● WORK TO COMPLETE:
Every entry needs to be reproduced exactly.

--- Begin LISTED ENTRIES ---

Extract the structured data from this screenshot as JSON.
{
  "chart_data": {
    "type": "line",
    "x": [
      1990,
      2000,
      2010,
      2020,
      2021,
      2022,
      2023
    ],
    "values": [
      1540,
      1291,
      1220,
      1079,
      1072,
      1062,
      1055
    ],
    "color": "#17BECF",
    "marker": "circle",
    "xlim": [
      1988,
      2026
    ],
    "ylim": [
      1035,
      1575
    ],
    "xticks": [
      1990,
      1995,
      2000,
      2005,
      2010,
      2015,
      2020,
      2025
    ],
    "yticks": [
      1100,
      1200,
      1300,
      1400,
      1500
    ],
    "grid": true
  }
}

--- End LISTED ENTRIES ---

● COMPLETE OUTPUT:
Extract the structured data from this screenshot as JSON.
{
  "chart_data": {
    "type": "line",
    "x": [
      1990,
      2000,
      2010,
      2020,
      2021,
      2022,
      2023
    ],
    "values": [
      1540,
      1291,
      1220,
      1079,
      1072,
      1062,
      1055
    ],
    "color": "#17BECF",
    "marker": "circle",
    "xlim": [
      1988,
      2026
    ],
    "ylim": [
      1035,
      1575
    ],
    "xticks": [
      1990,
      1995,
      2000,
      2005,
      2010,
      2015,
      2020,
      2025
    ],
    "yticks": [
      1100,
      1200,
      1300,
      1400,
      1500
    ],
    "grid": true
  }
}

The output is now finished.